[Some records]
________________________
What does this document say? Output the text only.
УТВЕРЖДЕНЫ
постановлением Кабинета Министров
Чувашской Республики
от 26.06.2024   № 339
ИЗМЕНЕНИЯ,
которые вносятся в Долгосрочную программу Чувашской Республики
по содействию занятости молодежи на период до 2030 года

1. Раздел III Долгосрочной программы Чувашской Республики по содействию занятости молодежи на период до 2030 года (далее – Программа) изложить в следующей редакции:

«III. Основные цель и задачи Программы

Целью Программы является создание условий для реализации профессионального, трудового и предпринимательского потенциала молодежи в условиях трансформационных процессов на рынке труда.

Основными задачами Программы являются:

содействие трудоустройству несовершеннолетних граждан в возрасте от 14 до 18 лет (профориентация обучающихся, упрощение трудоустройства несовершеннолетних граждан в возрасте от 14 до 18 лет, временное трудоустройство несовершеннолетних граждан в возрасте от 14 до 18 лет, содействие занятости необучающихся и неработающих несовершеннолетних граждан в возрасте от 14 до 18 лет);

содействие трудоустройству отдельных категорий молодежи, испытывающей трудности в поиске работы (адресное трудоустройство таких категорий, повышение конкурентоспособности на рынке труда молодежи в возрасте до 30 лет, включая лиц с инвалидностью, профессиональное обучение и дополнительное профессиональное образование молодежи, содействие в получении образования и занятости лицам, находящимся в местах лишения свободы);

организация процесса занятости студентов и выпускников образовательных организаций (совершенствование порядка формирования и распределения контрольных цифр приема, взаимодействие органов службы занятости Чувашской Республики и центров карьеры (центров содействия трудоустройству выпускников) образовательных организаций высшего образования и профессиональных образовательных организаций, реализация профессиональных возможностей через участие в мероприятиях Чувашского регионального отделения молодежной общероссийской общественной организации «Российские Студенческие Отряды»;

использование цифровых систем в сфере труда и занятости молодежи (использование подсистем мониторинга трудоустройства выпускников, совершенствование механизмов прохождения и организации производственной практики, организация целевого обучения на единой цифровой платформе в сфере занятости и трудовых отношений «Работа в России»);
________________________
Copy each line of the data above that holds "период".

▶ _SOLUTION TO THIS EXERCISE_
по содействию занятости молодежи на период до 2030 года
1. Раздел III Долгосрочной программы Чувашской Республики по содействию занятости молодежи на период до 2030 года (далее – Программа) изложить в следующей редакции:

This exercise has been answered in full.